Texto para leitura =>
++++++

A graça já se foi há muito tempo. E, assim, comumente têm razão aqueles que dizem que “ele só quer aparecer”.
Como aparecer, num mundo onde todo mundo tem voz? Chocando cada vez mais. E se eu fizer uma obra com meu próprio sangue? Com minha urina? Com meu sêmen? E se eu fizer uma obra… com minha merda? Algum idiota compraria?
Acontece que até mesmo a piada provavelmente mais extrema com o sistema, esta da merda, já foi feita há um bom tempo. Mais exatamente, em 1961, pelo italiano Piero Manzoni, que embalou 90 latas com suas fezes e chamou a obra, sem rodeios, de “Merda do artista”. As latas eram vendidas, literalmente, a peso de ouro – e hoje valem muito mais! Quem investiu em ouro, na época, perdeu uma boa oportunidade, portanto.
Assim, um artista que hoje resolva chocar a audiência com sangue, sêmen ou merda, ou não conhece a História da Arte ou age de má-fé. Para chocar aqueles que não conhecem a História da Arte e que ainda se chocam com piadas repetidas.
(Necessário esclarecer: a ação de Piero Manzoni não foi exatamente uma “piadinha”. Parece mais um ato de revolta extrema, de vingança contra os idiotas. O ponto final da História da Arte, da crítica, da impostura.)
É por isto que é difícil, para muitos – e com razão – aceitar que um quadro de Mark Rothko possa valer milhões. De um Romero Brito. Qualquer bobagem feita por Damien Hirst. “De novo, esta piada?”
O artista, hoje, portanto, vive num limbo. Por um lado, basta declarar-se “artista” e tudo o que fizer tem de ser considerado “Arte” – e ser tão respeitado quanto um Da Vinci – ou, pelo menos, tanto quanto um Malevich. A crítica é obrigada mesmo a engolir tudo, de um século para cá. Mas o público, não! Assim, lá no fundinho, ou nem tanto assim, muitos artistas sabem que o que estão fazendo é uma grande bobagem, descartável, batido. Que nunca serão um Da Vinci – nem mesmo um Malevich.
Se rodarmos o filme “A vida do artista” do presente para o passado, portanto, veremos ele, nesta primeira cena, confuso, em uma crise de identidade. Um século atrás, ele estava no auge. Picasso foi um dos maiores pop stars do século 20.

++++++

Registros disponíveis =>
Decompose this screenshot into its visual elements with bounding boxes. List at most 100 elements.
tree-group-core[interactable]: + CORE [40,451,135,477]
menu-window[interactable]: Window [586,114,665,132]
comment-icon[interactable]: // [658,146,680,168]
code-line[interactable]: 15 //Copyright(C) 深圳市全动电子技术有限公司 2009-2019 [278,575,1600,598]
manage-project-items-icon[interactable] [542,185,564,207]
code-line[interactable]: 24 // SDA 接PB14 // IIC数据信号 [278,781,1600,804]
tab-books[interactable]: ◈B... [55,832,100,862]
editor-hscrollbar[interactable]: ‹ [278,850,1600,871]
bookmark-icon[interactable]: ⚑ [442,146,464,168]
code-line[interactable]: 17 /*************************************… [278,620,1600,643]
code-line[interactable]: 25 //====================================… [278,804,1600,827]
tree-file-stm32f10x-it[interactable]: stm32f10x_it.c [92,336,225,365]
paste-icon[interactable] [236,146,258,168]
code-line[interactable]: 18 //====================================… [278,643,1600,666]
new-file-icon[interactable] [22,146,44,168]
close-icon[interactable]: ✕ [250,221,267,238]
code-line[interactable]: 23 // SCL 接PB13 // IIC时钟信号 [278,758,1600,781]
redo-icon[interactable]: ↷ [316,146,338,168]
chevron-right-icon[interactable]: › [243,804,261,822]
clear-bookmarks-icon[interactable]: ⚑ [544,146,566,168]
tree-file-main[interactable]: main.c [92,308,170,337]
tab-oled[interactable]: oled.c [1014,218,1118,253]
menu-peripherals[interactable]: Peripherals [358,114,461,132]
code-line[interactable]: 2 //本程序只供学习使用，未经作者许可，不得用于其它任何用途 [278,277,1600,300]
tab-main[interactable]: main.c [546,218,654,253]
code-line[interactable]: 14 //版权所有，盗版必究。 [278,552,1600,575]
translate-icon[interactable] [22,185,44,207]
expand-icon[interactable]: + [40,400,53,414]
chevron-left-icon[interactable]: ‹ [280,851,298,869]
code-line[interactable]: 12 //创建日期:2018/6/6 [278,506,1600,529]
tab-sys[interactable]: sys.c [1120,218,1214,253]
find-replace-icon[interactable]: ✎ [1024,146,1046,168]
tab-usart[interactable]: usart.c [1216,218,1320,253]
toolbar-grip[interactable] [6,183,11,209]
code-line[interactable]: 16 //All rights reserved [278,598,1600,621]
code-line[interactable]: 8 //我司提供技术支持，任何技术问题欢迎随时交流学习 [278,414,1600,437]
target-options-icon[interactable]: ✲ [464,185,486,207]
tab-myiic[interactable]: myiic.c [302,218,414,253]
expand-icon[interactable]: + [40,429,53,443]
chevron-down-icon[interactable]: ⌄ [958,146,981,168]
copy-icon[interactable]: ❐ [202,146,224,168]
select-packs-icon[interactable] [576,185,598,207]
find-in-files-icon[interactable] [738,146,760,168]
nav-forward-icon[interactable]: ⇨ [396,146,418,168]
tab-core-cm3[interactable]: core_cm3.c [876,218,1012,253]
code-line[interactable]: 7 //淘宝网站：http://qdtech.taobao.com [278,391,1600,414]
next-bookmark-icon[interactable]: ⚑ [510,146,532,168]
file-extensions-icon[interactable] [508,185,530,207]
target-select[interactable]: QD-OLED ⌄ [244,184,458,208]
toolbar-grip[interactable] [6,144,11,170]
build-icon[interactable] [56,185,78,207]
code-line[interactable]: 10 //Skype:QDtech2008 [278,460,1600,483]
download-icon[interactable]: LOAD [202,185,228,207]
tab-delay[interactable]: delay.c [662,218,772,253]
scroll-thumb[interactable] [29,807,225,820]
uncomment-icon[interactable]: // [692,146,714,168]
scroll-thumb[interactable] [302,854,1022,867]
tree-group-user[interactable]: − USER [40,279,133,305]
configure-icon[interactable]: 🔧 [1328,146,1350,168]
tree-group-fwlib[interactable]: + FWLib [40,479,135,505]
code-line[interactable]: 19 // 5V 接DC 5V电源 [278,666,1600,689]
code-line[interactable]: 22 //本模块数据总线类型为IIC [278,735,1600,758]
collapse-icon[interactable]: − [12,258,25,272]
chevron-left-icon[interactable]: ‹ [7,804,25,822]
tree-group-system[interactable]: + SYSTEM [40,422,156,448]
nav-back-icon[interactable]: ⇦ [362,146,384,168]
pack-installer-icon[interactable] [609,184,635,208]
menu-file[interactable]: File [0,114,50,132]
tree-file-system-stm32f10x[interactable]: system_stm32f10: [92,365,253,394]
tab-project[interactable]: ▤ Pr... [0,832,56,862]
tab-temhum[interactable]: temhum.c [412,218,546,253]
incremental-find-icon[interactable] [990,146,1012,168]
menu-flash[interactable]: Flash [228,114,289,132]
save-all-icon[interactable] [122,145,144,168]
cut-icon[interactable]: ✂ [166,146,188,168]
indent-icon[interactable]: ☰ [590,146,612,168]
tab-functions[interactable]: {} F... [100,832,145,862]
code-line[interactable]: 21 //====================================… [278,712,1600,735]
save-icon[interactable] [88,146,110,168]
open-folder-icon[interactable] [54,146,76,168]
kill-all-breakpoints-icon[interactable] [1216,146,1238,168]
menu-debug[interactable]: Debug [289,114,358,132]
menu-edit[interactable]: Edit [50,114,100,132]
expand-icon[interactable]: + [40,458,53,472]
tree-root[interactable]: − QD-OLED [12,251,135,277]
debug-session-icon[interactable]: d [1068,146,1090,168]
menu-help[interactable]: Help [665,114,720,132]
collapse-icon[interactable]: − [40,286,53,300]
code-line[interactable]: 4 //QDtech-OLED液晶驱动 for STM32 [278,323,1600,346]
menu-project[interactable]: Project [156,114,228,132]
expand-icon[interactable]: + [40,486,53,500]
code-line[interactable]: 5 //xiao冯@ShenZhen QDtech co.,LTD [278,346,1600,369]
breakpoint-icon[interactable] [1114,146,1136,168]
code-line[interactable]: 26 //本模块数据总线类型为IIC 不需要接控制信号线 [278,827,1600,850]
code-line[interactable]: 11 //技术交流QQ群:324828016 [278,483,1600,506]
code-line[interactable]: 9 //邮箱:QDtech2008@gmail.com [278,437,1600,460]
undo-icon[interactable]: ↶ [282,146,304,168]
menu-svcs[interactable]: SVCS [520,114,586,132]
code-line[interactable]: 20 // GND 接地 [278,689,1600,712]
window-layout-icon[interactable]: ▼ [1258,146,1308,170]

++++++

Suas tarefas =>
A. Nos registros, do início até a linha que contém "code-line[interactable]: 15 //Copyright(C)", inclusive, renomeie "comment-icon" para "comment-button" e reproduza essas linhas sem nenhuma outra alteração.
B. Dê prosseguimento ao texto sobre o artista e a arte contemporânea a partir do ponto em que ele termina.
O texto e os registros provêm de fontes distintas.

Respostas =>
A.
Decompose this screenshot into its visual elements with bounding boxes. List at most 100 elements.
tree-group-core[interactable]: + CORE [40,451,135,477]
menu-window[interactable]: Window [586,114,665,132]
comment-button[interactable]: // [658,146,680,168]
code-line[interactable]: 15 //Copyright(C) 深圳市全动电子技术有限公司 2009-2019 [278,575,1600,598]

B.
Contudo, antes deste auge, ele era tímido. Vinha se soltando aos poucos. Manet, coitado, foi considerado um revolucionário – mas ele só queria ser aceito pelo sistema! Coubert, um pouquinho antes, este não, queria mesmo peitar a crítica.
Esta história do nascimento do artista, do nascimento do conceito de “artista”, é interessante. É uma história que dura uns seis séculos. Na Idade Média, não havia artistas, havia artesãos. A diferença inicial era muito pequena. O artesão fazia as obras exatamente como era “ordenado” a fazer. Não colocava um toque pessoal nelas. Muito menos as assinava – já que todos os artesãos faziam as mesmas obras.
A História da Pintura começa por volta da metade do século 13. A História da Arte Ocidental começa aí. Com Cimabue, Duccio, Giotto, pintores italianos que ousaram começar a se afastar – bem pouco, a princípio – do padrão que vigorava, a Arte Bizantina.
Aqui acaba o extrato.